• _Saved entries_
>>>>>

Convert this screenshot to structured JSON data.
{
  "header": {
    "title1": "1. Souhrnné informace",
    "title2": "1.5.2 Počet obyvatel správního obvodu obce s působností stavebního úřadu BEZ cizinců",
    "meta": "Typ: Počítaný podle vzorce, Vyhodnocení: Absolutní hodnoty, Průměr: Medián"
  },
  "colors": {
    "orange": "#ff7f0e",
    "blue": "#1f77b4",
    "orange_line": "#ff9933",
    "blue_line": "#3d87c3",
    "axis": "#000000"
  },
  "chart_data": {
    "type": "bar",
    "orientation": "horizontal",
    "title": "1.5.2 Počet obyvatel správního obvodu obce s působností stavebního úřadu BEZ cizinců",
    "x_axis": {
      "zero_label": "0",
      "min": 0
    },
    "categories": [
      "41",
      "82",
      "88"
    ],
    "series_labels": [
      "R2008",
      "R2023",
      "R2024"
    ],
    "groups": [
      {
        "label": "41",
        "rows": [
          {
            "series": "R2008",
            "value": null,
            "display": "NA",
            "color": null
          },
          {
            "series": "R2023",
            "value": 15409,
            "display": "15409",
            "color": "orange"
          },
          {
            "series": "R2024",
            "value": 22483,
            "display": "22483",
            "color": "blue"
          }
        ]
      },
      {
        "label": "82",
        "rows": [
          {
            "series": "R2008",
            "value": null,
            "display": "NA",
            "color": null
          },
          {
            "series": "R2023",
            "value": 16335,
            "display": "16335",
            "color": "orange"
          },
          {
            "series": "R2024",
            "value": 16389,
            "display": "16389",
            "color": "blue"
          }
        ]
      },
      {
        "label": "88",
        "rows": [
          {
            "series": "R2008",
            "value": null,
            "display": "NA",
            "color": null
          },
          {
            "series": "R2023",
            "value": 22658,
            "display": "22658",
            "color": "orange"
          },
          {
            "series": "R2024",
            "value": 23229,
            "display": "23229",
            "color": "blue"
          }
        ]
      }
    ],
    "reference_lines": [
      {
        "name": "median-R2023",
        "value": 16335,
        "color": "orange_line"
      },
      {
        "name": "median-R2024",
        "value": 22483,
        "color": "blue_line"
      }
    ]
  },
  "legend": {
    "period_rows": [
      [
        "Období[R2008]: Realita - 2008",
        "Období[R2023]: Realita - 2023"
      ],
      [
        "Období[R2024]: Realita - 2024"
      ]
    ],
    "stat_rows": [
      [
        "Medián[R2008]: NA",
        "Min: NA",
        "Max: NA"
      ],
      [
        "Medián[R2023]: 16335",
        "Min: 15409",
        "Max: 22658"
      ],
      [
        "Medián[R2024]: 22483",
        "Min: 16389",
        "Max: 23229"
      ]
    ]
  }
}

<<<<<

• _Given instruction_
Scan the data above; copy every line where "cizinců" appears.

• _The response_
    "title2": "1.5.2 Počet obyvatel správního obvodu obce s působností stavebního úřadu BEZ cizinců",
    "title": "1.5.2 Počet obyvatel správního obvodu obce s působností stavebního úřadu BEZ cizinců",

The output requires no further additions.